• **Directions for this task**
Find each line with the string "handlar" and report it.

════════════════

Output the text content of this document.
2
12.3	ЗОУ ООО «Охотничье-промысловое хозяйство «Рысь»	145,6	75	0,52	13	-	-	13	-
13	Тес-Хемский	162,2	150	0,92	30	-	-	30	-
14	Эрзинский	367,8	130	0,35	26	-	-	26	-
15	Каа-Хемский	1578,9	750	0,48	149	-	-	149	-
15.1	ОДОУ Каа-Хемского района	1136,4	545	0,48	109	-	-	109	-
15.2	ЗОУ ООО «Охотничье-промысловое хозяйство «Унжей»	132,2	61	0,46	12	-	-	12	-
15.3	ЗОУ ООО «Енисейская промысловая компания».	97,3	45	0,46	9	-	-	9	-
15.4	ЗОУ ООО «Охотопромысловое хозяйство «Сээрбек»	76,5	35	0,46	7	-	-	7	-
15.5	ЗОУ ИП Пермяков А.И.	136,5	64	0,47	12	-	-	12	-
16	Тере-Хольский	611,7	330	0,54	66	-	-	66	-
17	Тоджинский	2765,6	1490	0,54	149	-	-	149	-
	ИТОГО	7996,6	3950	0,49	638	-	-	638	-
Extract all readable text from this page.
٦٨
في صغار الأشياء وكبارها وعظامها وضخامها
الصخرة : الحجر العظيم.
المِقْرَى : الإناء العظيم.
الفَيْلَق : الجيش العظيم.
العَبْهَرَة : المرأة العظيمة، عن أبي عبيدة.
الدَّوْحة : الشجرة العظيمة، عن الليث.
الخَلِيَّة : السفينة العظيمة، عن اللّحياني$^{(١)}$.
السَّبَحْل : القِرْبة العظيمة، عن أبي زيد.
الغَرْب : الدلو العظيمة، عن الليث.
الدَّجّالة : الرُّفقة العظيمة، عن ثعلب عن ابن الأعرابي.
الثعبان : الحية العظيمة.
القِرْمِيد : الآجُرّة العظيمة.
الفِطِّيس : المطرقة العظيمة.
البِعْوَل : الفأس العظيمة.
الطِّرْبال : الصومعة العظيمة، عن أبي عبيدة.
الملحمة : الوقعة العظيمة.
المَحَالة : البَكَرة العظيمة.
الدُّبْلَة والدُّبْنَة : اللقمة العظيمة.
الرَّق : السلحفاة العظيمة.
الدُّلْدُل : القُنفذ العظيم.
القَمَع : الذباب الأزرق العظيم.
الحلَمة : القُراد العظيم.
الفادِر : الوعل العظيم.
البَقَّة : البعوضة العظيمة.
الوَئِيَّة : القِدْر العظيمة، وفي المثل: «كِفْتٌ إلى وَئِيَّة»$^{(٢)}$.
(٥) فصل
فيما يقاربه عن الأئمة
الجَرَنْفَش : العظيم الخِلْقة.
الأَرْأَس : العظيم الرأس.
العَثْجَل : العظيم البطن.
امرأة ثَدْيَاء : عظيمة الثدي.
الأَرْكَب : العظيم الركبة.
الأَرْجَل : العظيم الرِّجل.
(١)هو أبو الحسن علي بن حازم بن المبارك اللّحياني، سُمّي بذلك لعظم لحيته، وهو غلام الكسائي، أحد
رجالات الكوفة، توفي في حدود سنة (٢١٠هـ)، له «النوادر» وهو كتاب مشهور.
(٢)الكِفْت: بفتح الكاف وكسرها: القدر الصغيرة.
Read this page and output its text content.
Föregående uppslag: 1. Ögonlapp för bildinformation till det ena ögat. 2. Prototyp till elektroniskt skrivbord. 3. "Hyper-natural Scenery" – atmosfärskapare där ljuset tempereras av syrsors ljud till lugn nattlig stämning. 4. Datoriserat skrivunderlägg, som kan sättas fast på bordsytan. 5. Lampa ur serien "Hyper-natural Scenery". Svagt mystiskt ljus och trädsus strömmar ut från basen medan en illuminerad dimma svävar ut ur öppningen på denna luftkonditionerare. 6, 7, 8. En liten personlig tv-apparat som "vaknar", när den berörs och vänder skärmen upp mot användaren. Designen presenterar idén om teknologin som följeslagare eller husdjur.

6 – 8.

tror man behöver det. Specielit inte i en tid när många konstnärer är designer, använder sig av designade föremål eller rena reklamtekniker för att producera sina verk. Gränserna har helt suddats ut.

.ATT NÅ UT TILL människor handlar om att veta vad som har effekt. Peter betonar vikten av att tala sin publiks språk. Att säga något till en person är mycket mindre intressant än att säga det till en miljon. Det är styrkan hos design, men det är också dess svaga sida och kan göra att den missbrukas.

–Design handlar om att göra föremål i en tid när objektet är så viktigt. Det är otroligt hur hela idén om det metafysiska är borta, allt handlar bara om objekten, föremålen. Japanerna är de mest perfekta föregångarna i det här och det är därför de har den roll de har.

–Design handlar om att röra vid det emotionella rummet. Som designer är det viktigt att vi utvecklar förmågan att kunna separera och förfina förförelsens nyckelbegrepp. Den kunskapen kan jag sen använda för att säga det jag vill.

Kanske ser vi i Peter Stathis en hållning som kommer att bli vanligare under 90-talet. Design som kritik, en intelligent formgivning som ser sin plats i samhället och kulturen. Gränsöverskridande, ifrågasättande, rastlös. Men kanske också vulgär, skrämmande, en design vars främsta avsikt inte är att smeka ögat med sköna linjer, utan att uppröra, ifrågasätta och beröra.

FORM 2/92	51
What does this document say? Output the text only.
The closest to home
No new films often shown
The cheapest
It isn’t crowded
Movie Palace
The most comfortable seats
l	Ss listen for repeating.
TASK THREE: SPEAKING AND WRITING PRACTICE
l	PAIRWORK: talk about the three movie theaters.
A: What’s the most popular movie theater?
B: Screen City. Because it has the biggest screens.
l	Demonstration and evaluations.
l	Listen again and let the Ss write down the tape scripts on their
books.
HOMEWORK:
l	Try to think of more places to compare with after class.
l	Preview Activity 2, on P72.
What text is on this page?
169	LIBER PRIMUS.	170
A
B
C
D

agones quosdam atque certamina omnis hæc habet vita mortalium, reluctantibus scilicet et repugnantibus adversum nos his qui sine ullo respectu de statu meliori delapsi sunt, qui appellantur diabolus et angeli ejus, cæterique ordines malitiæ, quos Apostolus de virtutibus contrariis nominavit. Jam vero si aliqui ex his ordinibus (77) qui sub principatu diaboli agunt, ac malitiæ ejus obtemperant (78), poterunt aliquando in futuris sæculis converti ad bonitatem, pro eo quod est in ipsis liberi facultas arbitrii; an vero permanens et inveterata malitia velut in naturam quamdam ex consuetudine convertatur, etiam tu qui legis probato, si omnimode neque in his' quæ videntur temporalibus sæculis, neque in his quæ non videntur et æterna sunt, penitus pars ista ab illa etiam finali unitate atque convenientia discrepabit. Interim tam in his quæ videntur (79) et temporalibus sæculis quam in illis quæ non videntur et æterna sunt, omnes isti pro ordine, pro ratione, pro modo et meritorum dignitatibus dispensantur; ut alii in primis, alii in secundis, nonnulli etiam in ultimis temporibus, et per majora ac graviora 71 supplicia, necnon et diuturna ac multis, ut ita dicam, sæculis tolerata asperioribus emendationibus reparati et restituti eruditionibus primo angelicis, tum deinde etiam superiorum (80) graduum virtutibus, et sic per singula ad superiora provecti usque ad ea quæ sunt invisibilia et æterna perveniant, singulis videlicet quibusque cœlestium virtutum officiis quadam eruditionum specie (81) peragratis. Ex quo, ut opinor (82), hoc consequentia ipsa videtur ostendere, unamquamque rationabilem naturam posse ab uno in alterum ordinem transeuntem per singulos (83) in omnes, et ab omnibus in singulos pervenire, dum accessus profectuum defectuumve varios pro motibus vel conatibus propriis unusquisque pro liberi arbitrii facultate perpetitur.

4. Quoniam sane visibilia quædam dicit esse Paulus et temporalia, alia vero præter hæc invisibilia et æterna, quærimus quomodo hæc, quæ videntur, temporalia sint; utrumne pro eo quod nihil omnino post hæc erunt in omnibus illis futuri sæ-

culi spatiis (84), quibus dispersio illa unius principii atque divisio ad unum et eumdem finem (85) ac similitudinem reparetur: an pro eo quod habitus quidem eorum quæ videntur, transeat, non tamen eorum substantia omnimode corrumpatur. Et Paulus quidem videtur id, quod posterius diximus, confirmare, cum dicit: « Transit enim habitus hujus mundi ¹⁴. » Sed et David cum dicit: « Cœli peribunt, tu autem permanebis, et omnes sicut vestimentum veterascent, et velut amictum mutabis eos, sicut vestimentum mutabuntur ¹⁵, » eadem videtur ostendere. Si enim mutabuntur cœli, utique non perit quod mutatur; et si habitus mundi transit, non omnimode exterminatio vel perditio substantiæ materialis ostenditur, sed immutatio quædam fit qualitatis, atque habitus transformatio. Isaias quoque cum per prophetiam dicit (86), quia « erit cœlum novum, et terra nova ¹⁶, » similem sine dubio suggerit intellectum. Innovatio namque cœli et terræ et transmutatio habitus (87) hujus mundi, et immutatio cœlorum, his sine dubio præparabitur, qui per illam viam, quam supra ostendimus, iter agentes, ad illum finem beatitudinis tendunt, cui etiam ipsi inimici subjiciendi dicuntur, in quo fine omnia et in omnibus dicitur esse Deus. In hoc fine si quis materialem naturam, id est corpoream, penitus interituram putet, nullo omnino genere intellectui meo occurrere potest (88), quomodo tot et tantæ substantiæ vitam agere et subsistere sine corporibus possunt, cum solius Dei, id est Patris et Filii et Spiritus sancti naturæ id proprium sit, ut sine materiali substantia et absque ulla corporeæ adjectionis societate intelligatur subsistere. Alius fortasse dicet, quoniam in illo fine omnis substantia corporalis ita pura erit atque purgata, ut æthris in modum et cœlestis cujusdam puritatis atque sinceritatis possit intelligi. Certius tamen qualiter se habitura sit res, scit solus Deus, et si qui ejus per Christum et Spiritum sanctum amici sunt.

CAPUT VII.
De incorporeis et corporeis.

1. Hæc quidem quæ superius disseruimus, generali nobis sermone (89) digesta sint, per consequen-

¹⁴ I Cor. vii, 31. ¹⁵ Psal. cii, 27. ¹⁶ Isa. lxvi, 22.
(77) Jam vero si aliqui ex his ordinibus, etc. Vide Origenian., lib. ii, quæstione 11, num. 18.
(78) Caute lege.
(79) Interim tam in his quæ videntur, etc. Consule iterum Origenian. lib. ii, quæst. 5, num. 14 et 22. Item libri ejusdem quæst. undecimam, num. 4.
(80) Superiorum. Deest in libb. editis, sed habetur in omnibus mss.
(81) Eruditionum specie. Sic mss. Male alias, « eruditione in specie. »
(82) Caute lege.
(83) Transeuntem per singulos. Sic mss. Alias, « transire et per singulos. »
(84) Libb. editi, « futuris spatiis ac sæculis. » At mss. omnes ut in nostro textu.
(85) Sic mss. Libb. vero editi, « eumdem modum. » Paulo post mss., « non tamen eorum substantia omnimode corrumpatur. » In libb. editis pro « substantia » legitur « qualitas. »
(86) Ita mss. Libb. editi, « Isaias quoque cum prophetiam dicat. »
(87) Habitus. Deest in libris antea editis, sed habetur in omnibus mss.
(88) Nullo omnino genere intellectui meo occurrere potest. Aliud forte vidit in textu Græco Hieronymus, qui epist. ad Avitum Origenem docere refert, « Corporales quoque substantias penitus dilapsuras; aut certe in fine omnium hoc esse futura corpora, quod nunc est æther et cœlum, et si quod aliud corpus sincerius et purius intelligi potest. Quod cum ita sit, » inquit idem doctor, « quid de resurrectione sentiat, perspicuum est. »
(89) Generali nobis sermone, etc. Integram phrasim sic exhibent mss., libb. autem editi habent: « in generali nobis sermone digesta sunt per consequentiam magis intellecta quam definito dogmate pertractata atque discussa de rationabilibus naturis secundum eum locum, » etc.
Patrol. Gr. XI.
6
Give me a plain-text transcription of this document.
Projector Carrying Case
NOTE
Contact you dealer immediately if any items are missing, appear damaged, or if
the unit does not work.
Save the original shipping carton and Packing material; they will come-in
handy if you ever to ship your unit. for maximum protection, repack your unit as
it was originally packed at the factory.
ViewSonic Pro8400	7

════════════════

• **The completed task**
.ATT NÅ UT TILL människor handlar om att veta vad som har effekt. Peter betonar vikten av att tala sin publiks språk. Att säga något till en person är mycket mindre intressant än att säga det till en miljon. Det är styrkan hos design, men det är också dess svaga sida och kan göra att den missbrukas.
–Design handlar om att göra föremål i en tid när objektet är så viktigt. Det är otroligt hur hela idén om det metafysiska är borta, allt handlar bara om objekten, föremålen. Japanerna är de mest perfekta föregångarna i det här och det är därför de har den roll de har.
–Design handlar om att röra vid det emotionella rummet. Som designer är det viktigt att vi utvecklar förmågan att kunna separera och förfina förförelsens nyckelbegrepp. Den kunskapen kan jag sen använda för att säga det jag vill.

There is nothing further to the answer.